[Collection entries]
_ _ _
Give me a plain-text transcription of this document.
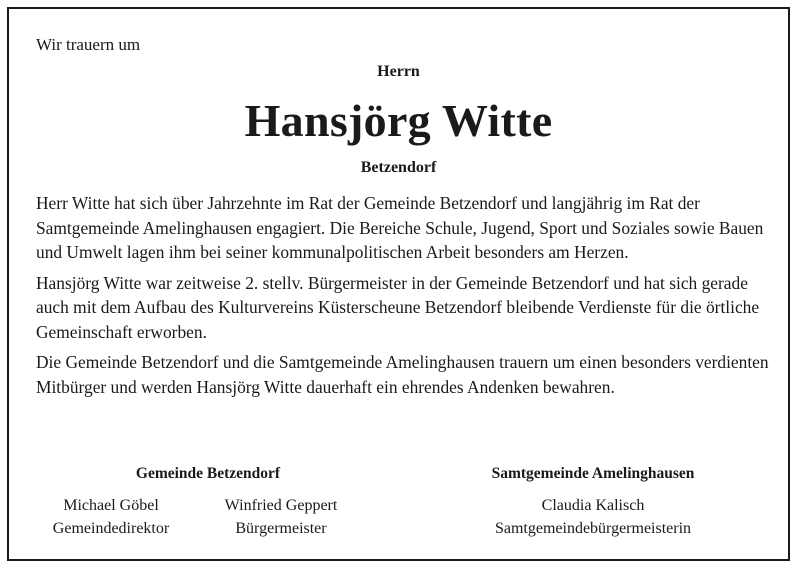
Wir trauern um
Herrn
Hansjörg Witte
Betzendorf

Herr Witte hat sich über Jahrzehnte im Rat der Gemeinde Betzendorf und langjährig im Rat der Samtgemeinde Amelinghausen engagiert. Die Bereiche Schule, Jugend, Sport und Soziales sowie Bauen und Umwelt lagen ihm bei seiner kommunalpolitischen Arbeit besonders am Herzen.

Hansjörg Witte war zeitweise 2. stellv. Bürgermeister in der Gemeinde Betzendorf und hat sich gerade auch mit dem Aufbau des Kulturvereins Küsterscheune Betzendorf bleibende Verdienste für die örtliche Gemeinschaft erworben.

Die Gemeinde Betzendorf und die Samtgemeinde Amelinghausen trauern um einen besonders verdienten Mitbürger und werden Hansjörg Witte dauerhaft ein ehrendes Andenken bewahren.

Gemeinde Betzendorf	Samtgemeinde Amelinghausen
Michael Göbel
Gemeindedirektor
Winfried Geppert
Bürgermeister
Claudia Kalisch
Samtgemeindebürgermeisterin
_ _ _
GOAL: All the lines above are to be reproduced exactly, except the pictures.

SOLUTION TO THE EXERCISE:
Give me a plain-text transcription of this document.
Wir trauern um
Herrn
Hansjörg Witte
Betzendorf

Herr Witte hat sich über Jahrzehnte im Rat der Gemeinde Betzendorf und langjährig im Rat der Samtgemeinde Amelinghausen engagiert. Die Bereiche Schule, Jugend, Sport und Soziales sowie Bauen und Umwelt lagen ihm bei seiner kommunalpolitischen Arbeit besonders am Herzen.

Hansjörg Witte war zeitweise 2. stellv. Bürgermeister in der Gemeinde Betzendorf und hat sich gerade auch mit dem Aufbau des Kulturvereins Küsterscheune Betzendorf bleibende Verdienste für die örtliche Gemeinschaft erworben.

Die Gemeinde Betzendorf und die Samtgemeinde Amelinghausen trauern um einen besonders verdienten Mitbürger und werden Hansjörg Witte dauerhaft ein ehrendes Andenken bewahren.

Gemeinde Betzendorf	Samtgemeinde Amelinghausen
Michael Göbel
Gemeindedirektor
Winfried Geppert
Bürgermeister
Claudia Kalisch
Samtgemeindebürgermeisterin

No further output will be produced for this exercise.